### [What you should do]
Find how many lines contain the word "dcdcdc" and state that number alone.

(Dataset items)
○ ○ ○ ○ ○ ○ ○

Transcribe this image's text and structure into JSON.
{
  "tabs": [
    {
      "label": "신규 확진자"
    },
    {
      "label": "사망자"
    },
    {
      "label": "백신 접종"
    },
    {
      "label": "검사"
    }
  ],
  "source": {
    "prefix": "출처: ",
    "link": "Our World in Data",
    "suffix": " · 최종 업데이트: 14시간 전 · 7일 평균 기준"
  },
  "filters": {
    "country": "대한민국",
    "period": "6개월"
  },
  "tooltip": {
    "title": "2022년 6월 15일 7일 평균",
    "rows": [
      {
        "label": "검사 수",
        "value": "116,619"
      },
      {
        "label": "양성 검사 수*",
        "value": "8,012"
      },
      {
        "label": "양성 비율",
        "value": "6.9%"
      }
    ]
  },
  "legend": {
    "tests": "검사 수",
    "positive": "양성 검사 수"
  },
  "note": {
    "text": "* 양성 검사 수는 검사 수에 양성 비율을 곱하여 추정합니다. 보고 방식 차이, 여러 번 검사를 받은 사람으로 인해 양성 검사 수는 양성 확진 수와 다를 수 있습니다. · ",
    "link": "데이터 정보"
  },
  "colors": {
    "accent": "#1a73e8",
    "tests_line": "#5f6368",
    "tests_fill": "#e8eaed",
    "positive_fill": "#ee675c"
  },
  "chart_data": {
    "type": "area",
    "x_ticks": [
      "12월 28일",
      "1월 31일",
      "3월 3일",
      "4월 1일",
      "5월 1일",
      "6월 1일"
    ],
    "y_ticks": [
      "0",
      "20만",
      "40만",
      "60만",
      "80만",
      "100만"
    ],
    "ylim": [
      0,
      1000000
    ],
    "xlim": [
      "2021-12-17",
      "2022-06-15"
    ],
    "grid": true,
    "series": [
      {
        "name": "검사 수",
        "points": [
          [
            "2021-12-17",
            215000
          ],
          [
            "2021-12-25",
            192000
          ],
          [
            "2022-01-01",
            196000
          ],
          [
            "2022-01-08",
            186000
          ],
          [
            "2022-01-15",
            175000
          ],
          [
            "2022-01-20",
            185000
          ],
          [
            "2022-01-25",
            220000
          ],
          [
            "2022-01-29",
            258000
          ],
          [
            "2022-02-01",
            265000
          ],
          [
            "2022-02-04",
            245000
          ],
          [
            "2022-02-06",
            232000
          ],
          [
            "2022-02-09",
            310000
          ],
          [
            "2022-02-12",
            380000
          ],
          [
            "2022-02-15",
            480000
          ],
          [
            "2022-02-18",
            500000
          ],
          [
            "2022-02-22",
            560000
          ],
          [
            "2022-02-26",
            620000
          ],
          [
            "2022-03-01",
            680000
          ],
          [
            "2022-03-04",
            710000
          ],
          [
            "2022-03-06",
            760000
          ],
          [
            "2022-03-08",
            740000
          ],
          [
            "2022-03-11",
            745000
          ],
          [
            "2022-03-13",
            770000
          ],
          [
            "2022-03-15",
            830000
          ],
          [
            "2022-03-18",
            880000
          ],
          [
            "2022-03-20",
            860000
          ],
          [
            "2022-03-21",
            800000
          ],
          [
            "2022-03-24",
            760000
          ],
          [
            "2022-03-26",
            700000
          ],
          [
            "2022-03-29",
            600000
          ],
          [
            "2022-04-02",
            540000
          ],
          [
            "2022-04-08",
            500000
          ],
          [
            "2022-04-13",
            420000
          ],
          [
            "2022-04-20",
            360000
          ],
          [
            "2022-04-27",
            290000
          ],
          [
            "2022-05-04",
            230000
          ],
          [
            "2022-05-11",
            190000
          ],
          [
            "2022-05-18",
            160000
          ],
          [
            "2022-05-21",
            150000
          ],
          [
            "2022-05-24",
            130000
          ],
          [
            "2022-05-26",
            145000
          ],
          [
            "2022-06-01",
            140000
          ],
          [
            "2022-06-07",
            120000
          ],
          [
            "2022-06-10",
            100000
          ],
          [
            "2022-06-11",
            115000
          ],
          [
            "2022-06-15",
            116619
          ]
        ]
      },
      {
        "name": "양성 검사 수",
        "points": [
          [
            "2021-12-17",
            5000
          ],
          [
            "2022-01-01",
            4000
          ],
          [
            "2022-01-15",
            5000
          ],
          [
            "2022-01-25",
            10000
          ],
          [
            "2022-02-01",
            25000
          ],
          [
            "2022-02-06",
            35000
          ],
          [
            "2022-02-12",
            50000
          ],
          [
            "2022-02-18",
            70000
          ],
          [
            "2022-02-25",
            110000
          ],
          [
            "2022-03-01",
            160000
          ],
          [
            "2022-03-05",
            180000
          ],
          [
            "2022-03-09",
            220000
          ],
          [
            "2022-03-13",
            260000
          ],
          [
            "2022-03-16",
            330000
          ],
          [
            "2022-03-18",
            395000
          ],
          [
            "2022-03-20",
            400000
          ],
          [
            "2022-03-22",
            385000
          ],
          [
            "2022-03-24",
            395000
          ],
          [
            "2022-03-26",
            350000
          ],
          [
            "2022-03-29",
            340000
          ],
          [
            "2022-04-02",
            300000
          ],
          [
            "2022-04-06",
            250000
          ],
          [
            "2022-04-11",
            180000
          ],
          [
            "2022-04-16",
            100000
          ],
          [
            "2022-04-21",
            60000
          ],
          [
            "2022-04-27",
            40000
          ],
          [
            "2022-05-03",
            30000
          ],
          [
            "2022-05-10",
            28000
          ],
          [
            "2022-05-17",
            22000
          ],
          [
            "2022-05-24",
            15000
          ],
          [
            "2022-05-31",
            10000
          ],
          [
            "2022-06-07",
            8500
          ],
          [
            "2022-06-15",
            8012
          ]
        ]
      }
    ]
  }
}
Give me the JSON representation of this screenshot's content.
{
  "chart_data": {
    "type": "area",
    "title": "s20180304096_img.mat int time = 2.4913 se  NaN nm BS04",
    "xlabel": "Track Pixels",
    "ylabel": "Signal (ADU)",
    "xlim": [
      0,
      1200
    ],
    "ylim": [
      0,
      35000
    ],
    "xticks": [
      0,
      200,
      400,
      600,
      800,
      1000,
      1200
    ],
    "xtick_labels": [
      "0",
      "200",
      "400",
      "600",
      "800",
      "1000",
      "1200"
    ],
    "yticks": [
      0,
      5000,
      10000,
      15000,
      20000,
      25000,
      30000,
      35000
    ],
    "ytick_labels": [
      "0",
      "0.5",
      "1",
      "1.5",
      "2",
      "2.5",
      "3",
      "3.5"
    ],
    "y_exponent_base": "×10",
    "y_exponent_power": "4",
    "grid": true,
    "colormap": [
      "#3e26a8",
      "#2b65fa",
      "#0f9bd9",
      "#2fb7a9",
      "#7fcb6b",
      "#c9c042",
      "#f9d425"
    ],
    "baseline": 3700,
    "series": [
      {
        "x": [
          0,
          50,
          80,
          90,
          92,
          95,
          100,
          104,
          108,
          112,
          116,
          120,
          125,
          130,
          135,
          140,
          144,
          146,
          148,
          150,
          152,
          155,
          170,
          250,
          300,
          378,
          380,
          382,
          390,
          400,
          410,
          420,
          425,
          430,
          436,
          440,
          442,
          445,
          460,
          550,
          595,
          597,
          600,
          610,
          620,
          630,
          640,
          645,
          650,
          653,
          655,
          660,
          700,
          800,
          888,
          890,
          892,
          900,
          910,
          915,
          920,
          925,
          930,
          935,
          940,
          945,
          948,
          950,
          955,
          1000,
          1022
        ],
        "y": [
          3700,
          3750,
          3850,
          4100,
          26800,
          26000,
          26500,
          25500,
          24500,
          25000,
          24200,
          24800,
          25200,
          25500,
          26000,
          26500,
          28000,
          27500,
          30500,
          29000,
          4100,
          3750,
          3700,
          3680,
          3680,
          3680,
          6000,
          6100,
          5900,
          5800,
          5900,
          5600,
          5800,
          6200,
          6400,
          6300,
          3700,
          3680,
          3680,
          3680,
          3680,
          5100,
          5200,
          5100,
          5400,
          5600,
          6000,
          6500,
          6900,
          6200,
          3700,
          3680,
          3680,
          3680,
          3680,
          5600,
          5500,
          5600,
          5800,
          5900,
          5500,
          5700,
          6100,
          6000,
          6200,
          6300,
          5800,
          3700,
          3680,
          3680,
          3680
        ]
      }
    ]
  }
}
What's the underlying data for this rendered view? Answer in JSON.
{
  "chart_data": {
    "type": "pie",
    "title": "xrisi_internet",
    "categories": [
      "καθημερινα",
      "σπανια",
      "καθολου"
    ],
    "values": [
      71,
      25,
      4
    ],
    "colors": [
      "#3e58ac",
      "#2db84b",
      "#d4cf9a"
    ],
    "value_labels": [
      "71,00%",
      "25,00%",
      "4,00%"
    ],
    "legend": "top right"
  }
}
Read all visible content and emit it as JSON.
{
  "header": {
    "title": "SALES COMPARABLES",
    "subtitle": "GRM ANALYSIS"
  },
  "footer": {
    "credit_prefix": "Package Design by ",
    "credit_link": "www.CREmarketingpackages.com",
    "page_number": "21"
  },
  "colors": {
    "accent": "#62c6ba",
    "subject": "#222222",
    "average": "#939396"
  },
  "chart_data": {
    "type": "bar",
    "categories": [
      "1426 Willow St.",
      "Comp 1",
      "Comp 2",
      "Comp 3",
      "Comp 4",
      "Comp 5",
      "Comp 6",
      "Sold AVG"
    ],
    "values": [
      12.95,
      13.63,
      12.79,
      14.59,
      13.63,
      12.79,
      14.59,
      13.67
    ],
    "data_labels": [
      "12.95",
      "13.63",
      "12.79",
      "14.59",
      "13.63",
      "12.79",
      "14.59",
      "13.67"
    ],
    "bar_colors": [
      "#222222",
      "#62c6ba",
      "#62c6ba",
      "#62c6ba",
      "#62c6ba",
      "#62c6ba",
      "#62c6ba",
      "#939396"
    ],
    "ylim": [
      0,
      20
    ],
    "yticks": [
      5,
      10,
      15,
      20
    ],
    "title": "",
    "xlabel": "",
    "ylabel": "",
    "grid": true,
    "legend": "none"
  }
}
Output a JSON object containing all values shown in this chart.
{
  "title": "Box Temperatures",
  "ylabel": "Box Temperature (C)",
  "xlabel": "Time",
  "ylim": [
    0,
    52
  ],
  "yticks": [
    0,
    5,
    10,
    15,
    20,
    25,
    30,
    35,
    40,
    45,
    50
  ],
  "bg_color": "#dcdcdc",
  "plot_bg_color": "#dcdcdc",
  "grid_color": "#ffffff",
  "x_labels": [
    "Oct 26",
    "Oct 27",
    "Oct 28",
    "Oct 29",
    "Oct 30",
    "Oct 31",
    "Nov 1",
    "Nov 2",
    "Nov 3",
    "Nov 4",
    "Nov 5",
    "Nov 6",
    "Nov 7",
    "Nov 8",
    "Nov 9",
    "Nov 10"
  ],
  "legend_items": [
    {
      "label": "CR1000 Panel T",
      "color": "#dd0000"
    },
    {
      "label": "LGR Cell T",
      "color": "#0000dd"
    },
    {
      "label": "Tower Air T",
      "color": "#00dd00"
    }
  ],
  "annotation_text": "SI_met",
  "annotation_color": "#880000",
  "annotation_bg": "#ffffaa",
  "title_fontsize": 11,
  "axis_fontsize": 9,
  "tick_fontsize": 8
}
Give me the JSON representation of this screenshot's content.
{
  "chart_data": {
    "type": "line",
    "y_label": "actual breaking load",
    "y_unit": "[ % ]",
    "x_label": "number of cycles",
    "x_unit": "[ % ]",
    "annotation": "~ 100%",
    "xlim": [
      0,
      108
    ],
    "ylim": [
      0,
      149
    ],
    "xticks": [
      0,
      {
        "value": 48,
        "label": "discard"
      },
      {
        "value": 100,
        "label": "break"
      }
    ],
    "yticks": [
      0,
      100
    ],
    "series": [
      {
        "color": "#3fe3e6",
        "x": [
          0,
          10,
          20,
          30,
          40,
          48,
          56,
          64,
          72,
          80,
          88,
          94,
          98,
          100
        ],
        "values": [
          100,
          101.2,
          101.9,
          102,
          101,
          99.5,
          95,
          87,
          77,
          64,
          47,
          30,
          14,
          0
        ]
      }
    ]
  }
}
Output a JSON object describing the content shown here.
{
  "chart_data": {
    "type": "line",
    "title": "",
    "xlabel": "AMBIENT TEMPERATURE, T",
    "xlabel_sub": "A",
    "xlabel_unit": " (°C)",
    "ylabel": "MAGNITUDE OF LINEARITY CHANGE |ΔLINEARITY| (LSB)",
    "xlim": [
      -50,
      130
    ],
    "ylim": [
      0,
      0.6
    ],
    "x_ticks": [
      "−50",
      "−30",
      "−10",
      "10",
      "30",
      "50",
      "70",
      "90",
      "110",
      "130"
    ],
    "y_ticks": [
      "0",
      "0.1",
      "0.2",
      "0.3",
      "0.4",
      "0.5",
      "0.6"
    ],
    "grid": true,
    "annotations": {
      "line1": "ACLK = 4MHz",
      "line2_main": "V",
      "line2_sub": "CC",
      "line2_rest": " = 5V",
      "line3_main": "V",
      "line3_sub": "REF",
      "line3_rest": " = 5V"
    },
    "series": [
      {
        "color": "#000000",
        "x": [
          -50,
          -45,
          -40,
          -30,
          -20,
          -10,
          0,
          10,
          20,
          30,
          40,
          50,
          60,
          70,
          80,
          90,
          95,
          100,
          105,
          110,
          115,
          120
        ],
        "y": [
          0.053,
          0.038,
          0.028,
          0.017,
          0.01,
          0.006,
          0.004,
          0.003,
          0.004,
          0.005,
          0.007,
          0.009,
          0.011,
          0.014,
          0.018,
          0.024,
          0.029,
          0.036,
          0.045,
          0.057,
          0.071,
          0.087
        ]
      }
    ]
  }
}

○ ○ ○ ○ ○ ○ ○

### [Written solution]
2